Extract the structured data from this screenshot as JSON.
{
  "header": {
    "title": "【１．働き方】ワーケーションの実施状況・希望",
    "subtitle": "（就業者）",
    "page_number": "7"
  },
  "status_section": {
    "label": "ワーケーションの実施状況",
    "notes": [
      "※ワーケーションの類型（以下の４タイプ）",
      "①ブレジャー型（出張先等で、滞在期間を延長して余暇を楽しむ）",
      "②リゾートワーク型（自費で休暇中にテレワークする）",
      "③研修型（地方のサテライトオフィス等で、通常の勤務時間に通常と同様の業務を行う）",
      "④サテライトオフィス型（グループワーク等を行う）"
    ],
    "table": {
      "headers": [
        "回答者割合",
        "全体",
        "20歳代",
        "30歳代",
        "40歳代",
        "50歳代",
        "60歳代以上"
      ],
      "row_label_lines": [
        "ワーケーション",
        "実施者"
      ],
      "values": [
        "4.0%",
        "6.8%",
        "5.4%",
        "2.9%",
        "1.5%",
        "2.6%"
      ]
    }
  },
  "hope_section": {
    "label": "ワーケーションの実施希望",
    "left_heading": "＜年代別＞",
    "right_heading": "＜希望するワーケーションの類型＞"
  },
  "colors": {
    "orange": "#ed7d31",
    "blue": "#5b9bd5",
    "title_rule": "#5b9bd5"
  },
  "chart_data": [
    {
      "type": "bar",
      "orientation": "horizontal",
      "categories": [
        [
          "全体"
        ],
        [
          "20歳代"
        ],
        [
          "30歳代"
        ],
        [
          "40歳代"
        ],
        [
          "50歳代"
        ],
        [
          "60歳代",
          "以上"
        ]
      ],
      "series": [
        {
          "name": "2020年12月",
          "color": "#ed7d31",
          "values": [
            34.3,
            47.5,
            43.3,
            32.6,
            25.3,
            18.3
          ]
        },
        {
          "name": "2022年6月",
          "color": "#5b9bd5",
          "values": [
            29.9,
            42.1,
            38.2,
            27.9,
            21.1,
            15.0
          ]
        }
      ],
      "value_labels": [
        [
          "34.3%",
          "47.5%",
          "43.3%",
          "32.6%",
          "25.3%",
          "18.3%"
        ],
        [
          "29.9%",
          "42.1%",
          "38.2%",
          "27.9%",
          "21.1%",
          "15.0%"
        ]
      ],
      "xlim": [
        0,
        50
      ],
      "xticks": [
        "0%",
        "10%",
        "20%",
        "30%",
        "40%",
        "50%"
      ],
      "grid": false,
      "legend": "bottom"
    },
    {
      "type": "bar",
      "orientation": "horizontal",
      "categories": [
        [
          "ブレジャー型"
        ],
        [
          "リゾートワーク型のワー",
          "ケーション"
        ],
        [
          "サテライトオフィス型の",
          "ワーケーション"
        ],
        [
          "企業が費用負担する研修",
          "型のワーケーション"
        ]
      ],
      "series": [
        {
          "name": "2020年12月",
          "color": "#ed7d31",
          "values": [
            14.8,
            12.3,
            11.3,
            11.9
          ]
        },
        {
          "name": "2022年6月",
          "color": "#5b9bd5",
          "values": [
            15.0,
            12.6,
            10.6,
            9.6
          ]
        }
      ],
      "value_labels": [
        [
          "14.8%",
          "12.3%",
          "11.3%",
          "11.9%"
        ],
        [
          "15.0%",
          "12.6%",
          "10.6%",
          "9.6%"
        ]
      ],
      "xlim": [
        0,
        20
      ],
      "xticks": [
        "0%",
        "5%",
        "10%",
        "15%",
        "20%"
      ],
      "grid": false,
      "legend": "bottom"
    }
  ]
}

──────

§ **TASK DIRECTIONS**: Output the listing above without altering a single character.

§ **TASK RESPONSE**:
Extract the structured data from this screenshot as JSON.
{
  "header": {
    "title": "【１．働き方】ワーケーションの実施状況・希望",
    "subtitle": "（就業者）",
    "page_number": "7"
  },
  "status_section": {
    "label": "ワーケーションの実施状況",
    "notes": [
      "※ワーケーションの類型（以下の４タイプ）",
      "①ブレジャー型（出張先等で、滞在期間を延長して余暇を楽しむ）",
      "②リゾートワーク型（自費で休暇中にテレワークする）",
      "③研修型（地方のサテライトオフィス等で、通常の勤務時間に通常と同様の業務を行う）",
      "④サテライトオフィス型（グループワーク等を行う）"
    ],
    "table": {
      "headers": [
        "回答者割合",
        "全体",
        "20歳代",
        "30歳代",
        "40歳代",
        "50歳代",
        "60歳代以上"
      ],
      "row_label_lines": [
        "ワーケーション",
        "実施者"
      ],
      "values": [
        "4.0%",
        "6.8%",
        "5.4%",
        "2.9%",
        "1.5%",
        "2.6%"
      ]
    }
  },
  "hope_section": {
    "label": "ワーケーションの実施希望",
    "left_heading": "＜年代別＞",
    "right_heading": "＜希望するワーケーションの類型＞"
  },
  "colors": {
    "orange": "#ed7d31",
    "blue": "#5b9bd5",
    "title_rule": "#5b9bd5"
  },
  "chart_data": [
    {
      "type": "bar",
      "orientation": "horizontal",
      "categories": [
        [
          "全体"
        ],
        [
          "20歳代"
        ],
        [
          "30歳代"
        ],
        [
          "40歳代"
        ],
        [
          "50歳代"
        ],
        [
          "60歳代",
          "以上"
        ]
      ],
      "series": [
        {
          "name": "2020年12月",
          "color": "#ed7d31",
          "values": [
            34.3,
            47.5,
            43.3,
            32.6,
            25.3,
            18.3
          ]
        },
        {
          "name": "2022年6月",
          "color": "#5b9bd5",
          "values": [
            29.9,
            42.1,
            38.2,
            27.9,
            21.1,
            15.0
          ]
        }
      ],
      "value_labels": [
        [
          "34.3%",
          "47.5%",
          "43.3%",
          "32.6%",
          "25.3%",
          "18.3%"
        ],
        [
          "29.9%",
          "42.1%",
          "38.2%",
          "27.9%",
          "21.1%",
          "15.0%"
        ]
      ],
      "xlim": [
        0,
        50
      ],
      "xticks": [
        "0%",
        "10%",
        "20%",
        "30%",
        "40%",
        "50%"
      ],
      "grid": false,
      "legend": "bottom"
    },
    {
      "type": "bar",
      "orientation": "horizontal",
      "categories": [
        [
          "ブレジャー型"
        ],
        [
          "リゾートワーク型のワー",
          "ケーション"
        ],
        [
          "サテライトオフィス型の",
          "ワーケーション"
        ],
        [
          "企業が費用負担する研修",
          "型のワーケーション"
        ]
      ],
      "series": [
        {
          "name": "2020年12月",
          "color": "#ed7d31",
          "values": [
            14.8,
            12.3,
            11.3,
            11.9
          ]
        },
        {
          "name": "2022年6月",
          "color": "#5b9bd5",
          "values": [
            15.0,
            12.6,
            10.6,
            9.6
          ]
        }
      ],
      "value_labels": [
        [
          "14.8%",
          "12.3%",
          "11.3%",
          "11.9%"
        ],
        [
          "15.0%",
          "12.6%",
          "10.6%",
          "9.6%"
        ]
      ],
      "xlim": [
        0,
        20
      ],
      "xticks": [
        "0%",
        "5%",
        "10%",
        "15%",
        "20%"
      ],
      "grid": false,
      "legend": "bottom"
    }
  ]
}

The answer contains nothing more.